#### Data to process ####
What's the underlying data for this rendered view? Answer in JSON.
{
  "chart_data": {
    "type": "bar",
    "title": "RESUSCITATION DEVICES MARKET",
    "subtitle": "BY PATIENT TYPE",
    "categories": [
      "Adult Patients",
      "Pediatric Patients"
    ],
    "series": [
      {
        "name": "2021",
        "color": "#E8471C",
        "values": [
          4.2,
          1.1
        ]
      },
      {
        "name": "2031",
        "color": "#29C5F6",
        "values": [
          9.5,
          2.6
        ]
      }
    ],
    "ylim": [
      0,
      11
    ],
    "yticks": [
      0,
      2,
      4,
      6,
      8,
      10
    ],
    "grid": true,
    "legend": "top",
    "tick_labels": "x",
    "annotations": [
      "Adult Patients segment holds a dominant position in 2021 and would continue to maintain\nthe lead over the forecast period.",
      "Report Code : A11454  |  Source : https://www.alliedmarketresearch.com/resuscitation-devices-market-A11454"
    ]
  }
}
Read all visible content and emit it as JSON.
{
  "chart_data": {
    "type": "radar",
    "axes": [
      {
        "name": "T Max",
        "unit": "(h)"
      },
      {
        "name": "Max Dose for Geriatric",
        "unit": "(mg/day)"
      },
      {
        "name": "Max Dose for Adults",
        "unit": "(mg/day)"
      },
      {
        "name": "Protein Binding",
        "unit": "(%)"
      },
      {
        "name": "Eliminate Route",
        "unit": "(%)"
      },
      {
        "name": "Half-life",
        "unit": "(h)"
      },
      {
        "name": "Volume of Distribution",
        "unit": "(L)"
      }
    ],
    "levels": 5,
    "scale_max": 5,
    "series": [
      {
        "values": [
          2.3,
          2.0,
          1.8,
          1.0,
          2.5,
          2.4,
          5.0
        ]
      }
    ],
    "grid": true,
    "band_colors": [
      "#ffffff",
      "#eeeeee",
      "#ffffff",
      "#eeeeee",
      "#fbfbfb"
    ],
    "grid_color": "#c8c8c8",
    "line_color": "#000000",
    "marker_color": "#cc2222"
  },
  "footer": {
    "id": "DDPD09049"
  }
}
####
Task to carry out
For each line of the entries that includes "JSON", show that line.

Task result
What's the underlying data for this rendered view? Answer in JSON.
Read all visible content and emit it as JSON.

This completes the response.